* start Stored rows *

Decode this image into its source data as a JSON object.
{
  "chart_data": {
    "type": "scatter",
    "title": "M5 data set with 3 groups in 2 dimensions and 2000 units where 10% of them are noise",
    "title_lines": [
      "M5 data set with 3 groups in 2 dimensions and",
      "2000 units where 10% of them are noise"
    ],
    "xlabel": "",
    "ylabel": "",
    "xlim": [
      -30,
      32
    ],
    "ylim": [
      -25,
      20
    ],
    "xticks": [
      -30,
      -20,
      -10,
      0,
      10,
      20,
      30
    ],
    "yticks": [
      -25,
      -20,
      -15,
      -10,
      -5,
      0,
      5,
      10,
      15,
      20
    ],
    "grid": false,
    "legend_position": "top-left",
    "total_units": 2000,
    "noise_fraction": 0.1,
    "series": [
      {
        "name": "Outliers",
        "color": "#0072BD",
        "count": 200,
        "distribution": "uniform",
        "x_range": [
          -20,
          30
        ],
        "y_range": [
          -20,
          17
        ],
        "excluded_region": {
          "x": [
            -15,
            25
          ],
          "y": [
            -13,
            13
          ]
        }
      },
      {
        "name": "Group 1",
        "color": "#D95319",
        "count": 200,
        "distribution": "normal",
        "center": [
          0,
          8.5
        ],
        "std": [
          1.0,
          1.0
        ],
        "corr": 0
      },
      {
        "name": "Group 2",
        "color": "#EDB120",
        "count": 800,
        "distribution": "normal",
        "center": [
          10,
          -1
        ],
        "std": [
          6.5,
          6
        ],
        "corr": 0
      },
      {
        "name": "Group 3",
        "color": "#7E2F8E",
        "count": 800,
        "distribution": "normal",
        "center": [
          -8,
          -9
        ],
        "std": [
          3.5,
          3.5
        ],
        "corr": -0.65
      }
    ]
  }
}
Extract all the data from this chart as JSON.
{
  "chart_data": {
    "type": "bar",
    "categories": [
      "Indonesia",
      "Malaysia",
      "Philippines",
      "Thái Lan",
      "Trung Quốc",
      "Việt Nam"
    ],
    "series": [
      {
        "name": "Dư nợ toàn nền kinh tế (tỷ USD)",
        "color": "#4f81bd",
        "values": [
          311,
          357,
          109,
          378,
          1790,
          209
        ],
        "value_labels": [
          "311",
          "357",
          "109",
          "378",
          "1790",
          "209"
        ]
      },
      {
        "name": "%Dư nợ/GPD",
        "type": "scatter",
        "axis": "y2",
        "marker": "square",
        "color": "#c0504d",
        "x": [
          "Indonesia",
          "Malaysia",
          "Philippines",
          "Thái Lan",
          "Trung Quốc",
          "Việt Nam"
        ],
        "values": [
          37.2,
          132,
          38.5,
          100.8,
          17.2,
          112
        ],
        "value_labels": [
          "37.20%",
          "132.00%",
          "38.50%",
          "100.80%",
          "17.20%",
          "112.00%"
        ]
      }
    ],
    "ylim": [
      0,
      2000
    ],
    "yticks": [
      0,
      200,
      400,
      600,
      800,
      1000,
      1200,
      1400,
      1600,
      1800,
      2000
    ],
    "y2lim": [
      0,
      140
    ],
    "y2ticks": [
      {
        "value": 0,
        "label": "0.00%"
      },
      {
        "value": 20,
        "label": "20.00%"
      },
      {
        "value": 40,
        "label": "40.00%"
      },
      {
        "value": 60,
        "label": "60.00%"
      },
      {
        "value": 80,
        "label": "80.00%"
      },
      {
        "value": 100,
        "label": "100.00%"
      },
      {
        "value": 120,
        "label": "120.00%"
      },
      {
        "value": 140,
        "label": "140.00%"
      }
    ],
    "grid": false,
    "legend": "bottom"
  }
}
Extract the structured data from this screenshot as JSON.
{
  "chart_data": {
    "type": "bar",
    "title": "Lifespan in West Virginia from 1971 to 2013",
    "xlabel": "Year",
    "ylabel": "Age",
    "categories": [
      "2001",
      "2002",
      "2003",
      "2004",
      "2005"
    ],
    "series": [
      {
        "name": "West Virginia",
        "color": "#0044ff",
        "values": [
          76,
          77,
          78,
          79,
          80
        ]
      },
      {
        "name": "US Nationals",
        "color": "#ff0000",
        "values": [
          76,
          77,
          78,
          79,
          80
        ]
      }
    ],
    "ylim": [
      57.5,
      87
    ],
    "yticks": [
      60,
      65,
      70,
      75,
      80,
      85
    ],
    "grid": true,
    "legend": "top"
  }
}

* end Stored rows *

Extract the listing in its entirety and repeat it exactly.

[Problem solution]
Decode this image into its source data as a JSON object.
{
  "chart_data": {
    "type": "scatter",
    "title": "M5 data set with 3 groups in 2 dimensions and 2000 units where 10% of them are noise",
    "title_lines": [
      "M5 data set with 3 groups in 2 dimensions and",
      "2000 units where 10% of them are noise"
    ],
    "xlabel": "",
    "ylabel": "",
    "xlim": [
      -30,
      32
    ],
    "ylim": [
      -25,
      20
    ],
    "xticks": [
      -30,
      -20,
      -10,
      0,
      10,
      20,
      30
    ],
    "yticks": [
      -25,
      -20,
      -15,
      -10,
      -5,
      0,
      5,
      10,
      15,
      20
    ],
    "grid": false,
    "legend_position": "top-left",
    "total_units": 2000,
    "noise_fraction": 0.1,
    "series": [
      {
        "name": "Outliers",
        "color": "#0072BD",
        "count": 200,
        "distribution": "uniform",
        "x_range": [
          -20,
          30
        ],
        "y_range": [
          -20,
          17
        ],
        "excluded_region": {
          "x": [
            -15,
            25
          ],
          "y": [
            -13,
            13
          ]
        }
      },
      {
        "name": "Group 1",
        "color": "#D95319",
        "count": 200,
        "distribution": "normal",
        "center": [
          0,
          8.5
        ],
        "std": [
          1.0,
          1.0
        ],
        "corr": 0
      },
      {
        "name": "Group 2",
        "color": "#EDB120",
        "count": 800,
        "distribution": "normal",
        "center": [
          10,
          -1
        ],
        "std": [
          6.5,
          6
        ],
        "corr": 0
      },
      {
        "name": "Group 3",
        "color": "#7E2F8E",
        "count": 800,
        "distribution": "normal",
        "center": [
          -8,
          -9
        ],
        "std": [
          3.5,
          3.5
        ],
        "corr": -0.65
      }
    ]
  }
}
Extract all the data from this chart as JSON.
{
  "chart_data": {
    "type": "bar",
    "categories": [
      "Indonesia",
      "Malaysia",
      "Philippines",
      "Thái Lan",
      "Trung Quốc",
      "Việt Nam"
    ],
    "series": [
      {
        "name": "Dư nợ toàn nền kinh tế (tỷ USD)",
        "color": "#4f81bd",
        "values": [
          311,
          357,
          109,
          378,
          1790,
          209
        ],
        "value_labels": [
          "311",
          "357",
          "109",
          "378",
          "1790",
          "209"
        ]
      },
      {
        "name": "%Dư nợ/GPD",
        "type": "scatter",
        "axis": "y2",
        "marker": "square",
        "color": "#c0504d",
        "x": [
          "Indonesia",
          "Malaysia",
          "Philippines",
          "Thái Lan",
          "Trung Quốc",
          "Việt Nam"
        ],
        "values": [
          37.2,
          132,
          38.5,
          100.8,
          17.2,
          112
        ],
        "value_labels": [
          "37.20%",
          "132.00%",
          "38.50%",
          "100.80%",
          "17.20%",
          "112.00%"
        ]
      }
    ],
    "ylim": [
      0,
      2000
    ],
    "yticks": [
      0,
      200,
      400,
      600,
      800,
      1000,
      1200,
      1400,
      1600,
      1800,
      2000
    ],
    "y2lim": [
      0,
      140
    ],
    "y2ticks": [
      {
        "value": 0,
        "label": "0.00%"
      },
      {
        "value": 20,
        "label": "20.00%"
      },
      {
        "value": 40,
        "label": "40.00%"
      },
      {
        "value": 60,
        "label": "60.00%"
      },
      {
        "value": 80,
        "label": "80.00%"
      },
      {
        "value": 100,
        "label": "100.00%"
      },
      {
        "value": 120,
        "label": "120.00%"
      },
      {
        "value": 140,
        "label": "140.00%"
      }
    ],
    "grid": false,
    "legend": "bottom"
  }
}
Extract the structured data from this screenshot as JSON.
{
  "chart_data": {
    "type": "bar",
    "title": "Lifespan in West Virginia from 1971 to 2013",
    "xlabel": "Year",
    "ylabel": "Age",
    "categories": [
      "2001",
      "2002",
      "2003",
      "2004",
      "2005"
    ],
    "series": [
      {
        "name": "West Virginia",
        "color": "#0044ff",
        "values": [
          76,
          77,
          78,
          79,
          80
        ]
      },
      {
        "name": "US Nationals",
        "color": "#ff0000",
        "values": [
          76,
          77,
          78,
          79,
          80
        ]
      }
    ],
    "ylim": [
      57.5,
      87
    ],
    "yticks": [
      60,
      65,
      70,
      75,
      80,
      85
    ],
    "grid": true,
    "legend": "top"
  }
}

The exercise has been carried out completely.